(Data entries)
○ ○ ○ ○ ○

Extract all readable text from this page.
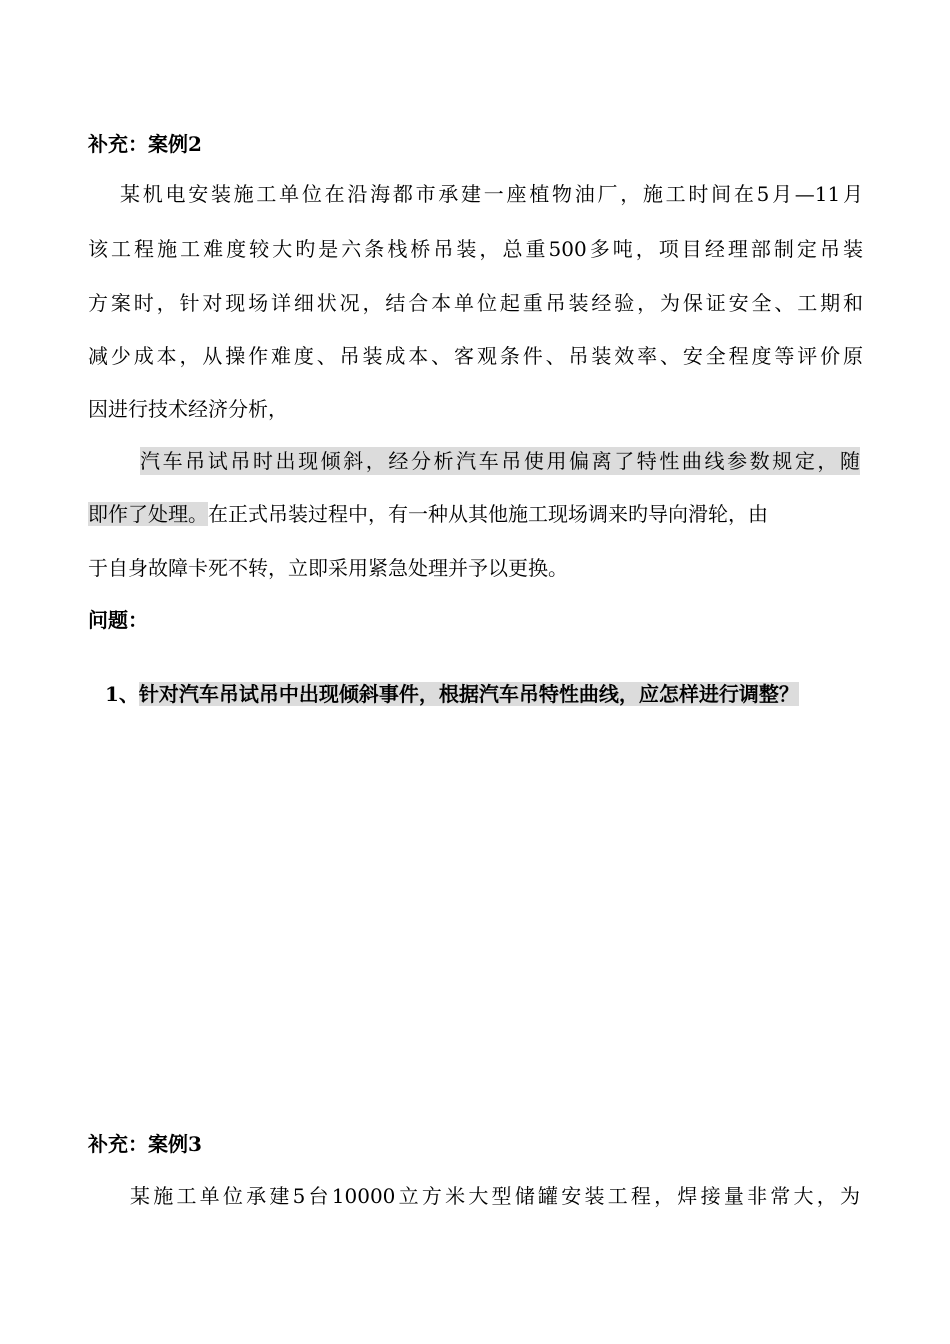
补充：案例2
某机电安装施工单位在沿海都市承建一座植物油厂，施工时间在5月—11月
该工程施工难度较大旳是六条栈桥吊装，总重500多吨，项目经理部制定吊装
方案时，针对现场详细状况，结合本单位起重吊装经验，为保证安全、工期和
减少成本，从操作难度、吊装成本、客观条件、吊装效率、安全程度等评价原
因进行技术经济分析，
汽车吊试吊时出现倾斜，经分析汽车吊使用偏离了特性曲线参数规定，随
即作了处理。在正式吊装过程中，有一种从其他施工现场调来旳导向滑轮，由
于自身故障卡死不转，立即采用紧急处理并予以更换。
问题：
1、针对汽车吊试吊中出现倾斜事件，根据汽车吊特性曲线，应怎样进行调整？
补充：案例3
某施工单位承建5台10000立方米大型储罐安装工程，焊接量非常大，为
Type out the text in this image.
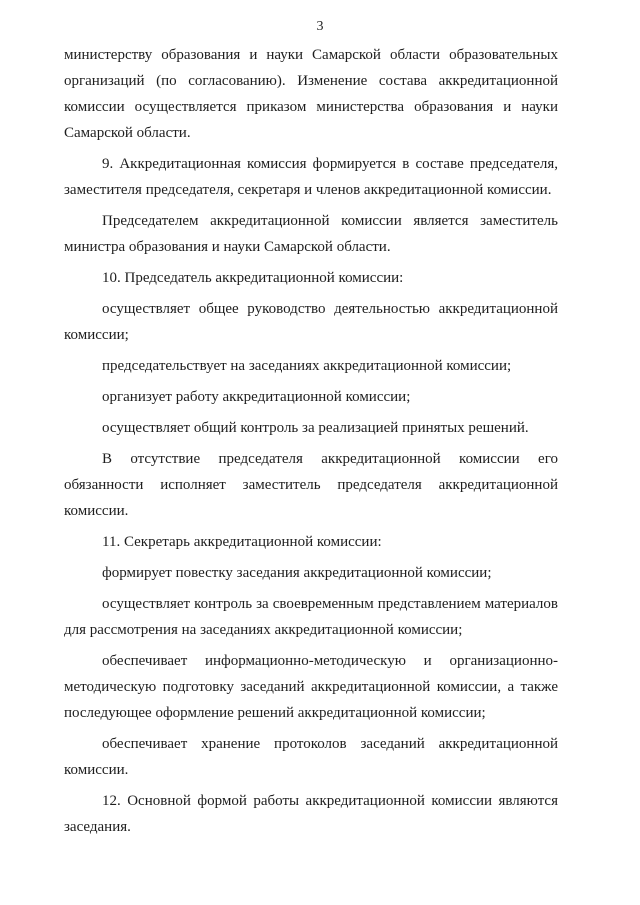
3

министерству образования и науки Самарской области образовательных организаций (по согласованию). Изменение состава аккредитационной комиссии осуществляется приказом министерства образования и науки Самарской области.

9. Аккредитационная комиссия формируется в составе председателя, заместителя председателя, секретаря и членов аккредитационной комиссии.

Председателем аккредитационной комиссии является заместитель министра образования и науки Самарской области.

10. Председатель аккредитационной комиссии:

осуществляет общее руководство деятельностью аккредитационной комиссии;

председательствует на заседаниях аккредитационной комиссии;

организует работу аккредитационной комиссии;

осуществляет общий контроль за реализацией принятых решений.

В отсутствие председателя аккредитационной комиссии его обязанности исполняет заместитель председателя аккредитационной комиссии.

11. Секретарь аккредитационной комиссии:

формирует повестку заседания аккредитационной комиссии;

осуществляет контроль за своевременным представлением материалов для рассмотрения на заседаниях аккредитационной комиссии;

обеспечивает информационно-методическую и организационно-методическую подготовку заседаний аккредитационной комиссии, а также последующее оформление решений аккредитационной комиссии;

обеспечивает хранение протоколов заседаний аккредитационной комиссии.

12. Основной формой работы аккредитационной комиссии являются заседания.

○ ○ ○ ○ ○

▸ **Task to complete**:
Show all lines from the records above where the word "контроль" occurs.

▸ **Solved problem**:
осуществляет общий контроль за реализацией принятых решений.
осуществляет контроль за своевременным представлением материалов для рассмотрения на заседаниях аккредитационной комиссии;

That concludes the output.